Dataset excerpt
#####

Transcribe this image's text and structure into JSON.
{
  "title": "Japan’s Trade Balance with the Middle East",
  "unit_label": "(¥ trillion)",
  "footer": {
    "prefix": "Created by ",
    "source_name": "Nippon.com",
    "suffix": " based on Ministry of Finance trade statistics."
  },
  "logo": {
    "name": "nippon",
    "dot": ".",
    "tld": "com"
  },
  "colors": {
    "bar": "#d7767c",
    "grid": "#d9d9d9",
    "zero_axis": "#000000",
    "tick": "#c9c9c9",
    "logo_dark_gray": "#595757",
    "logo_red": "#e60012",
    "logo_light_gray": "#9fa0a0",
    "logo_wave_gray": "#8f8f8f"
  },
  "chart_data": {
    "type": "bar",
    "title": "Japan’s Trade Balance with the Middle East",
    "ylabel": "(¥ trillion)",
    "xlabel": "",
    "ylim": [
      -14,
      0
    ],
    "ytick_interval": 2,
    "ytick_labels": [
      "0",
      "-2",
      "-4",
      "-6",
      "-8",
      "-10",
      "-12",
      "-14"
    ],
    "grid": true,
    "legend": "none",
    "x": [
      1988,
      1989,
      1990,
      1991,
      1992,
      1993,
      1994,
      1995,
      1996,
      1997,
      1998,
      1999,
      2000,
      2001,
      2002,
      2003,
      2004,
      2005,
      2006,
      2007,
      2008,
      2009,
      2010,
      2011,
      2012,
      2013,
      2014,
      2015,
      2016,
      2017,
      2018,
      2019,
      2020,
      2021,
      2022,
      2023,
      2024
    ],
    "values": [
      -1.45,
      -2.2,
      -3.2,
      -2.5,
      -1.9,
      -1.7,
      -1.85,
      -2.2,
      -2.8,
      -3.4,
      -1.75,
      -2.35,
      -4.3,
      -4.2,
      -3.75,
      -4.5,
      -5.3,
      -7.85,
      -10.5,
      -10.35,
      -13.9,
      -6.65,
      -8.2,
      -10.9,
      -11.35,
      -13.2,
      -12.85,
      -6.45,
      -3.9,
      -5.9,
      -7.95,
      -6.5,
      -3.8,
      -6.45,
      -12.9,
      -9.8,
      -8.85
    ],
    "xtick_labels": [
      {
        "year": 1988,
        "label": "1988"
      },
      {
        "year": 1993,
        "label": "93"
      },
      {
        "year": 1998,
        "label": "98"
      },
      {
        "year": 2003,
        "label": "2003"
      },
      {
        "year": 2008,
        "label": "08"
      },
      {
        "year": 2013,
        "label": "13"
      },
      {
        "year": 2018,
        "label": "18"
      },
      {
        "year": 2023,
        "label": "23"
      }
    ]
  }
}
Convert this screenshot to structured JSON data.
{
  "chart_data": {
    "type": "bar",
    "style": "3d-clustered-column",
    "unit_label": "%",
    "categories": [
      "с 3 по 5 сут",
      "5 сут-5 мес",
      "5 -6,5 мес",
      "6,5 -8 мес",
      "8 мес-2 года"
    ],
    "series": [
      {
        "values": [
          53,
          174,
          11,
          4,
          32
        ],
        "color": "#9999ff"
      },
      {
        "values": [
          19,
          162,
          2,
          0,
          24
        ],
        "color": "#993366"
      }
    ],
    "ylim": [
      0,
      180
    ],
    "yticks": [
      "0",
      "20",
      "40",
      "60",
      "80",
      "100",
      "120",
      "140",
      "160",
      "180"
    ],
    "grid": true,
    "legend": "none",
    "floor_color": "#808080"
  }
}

#####

AIM OF THE EXERCISE: Only the lines from the one containing "Convert this screenshot" to the end of the listing belong in the output, each reproduced exactly.

RESPONSE BELOW:
Convert this screenshot to structured JSON data.
{
  "chart_data": {
    "type": "bar",
    "style": "3d-clustered-column",
    "unit_label": "%",
    "categories": [
      "с 3 по 5 сут",
      "5 сут-5 мес",
      "5 -6,5 мес",
      "6,5 -8 мес",
      "8 мес-2 года"
    ],
    "series": [
      {
        "values": [
          53,
          174,
          11,
          4,
          32
        ],
        "color": "#9999ff"
      },
      {
        "values": [
          19,
          162,
          2,
          0,
          24
        ],
        "color": "#993366"
      }
    ],
    "ylim": [
      0,
      180
    ],
    "yticks": [
      "0",
      "20",
      "40",
      "60",
      "80",
      "100",
      "120",
      "140",
      "160",
      "180"
    ],
    "grid": true,
    "legend": "none",
    "floor_color": "#808080"
  }
}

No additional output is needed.